* BEGIN Records for this exercise *

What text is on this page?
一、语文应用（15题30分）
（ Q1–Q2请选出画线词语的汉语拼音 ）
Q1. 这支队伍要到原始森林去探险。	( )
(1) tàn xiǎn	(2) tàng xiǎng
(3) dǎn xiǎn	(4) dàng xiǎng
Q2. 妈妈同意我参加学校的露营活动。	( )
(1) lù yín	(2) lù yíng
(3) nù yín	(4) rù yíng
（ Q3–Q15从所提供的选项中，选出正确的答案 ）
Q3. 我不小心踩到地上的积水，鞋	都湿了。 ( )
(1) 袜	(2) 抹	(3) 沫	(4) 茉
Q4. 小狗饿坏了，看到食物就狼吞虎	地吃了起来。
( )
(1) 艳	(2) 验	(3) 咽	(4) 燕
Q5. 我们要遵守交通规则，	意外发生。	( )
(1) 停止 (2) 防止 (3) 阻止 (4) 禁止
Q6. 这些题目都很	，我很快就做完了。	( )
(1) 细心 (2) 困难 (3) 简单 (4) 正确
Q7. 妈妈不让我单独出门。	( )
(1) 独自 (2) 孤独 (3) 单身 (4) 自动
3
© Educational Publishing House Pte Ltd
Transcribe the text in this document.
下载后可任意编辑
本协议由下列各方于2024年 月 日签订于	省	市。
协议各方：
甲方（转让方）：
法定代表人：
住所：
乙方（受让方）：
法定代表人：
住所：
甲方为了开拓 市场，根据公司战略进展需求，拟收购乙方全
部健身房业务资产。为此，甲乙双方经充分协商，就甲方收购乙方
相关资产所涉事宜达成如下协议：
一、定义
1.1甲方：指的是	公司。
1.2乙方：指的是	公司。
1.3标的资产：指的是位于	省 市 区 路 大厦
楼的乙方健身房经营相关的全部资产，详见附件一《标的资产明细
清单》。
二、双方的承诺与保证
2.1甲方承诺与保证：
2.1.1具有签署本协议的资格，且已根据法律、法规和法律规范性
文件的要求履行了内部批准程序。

* END Records for this exercise *

◆ What to work on
Copy out every line in the entries above that holds "text".

◆ Answer below
What text is on this page?
Transcribe the text in this document.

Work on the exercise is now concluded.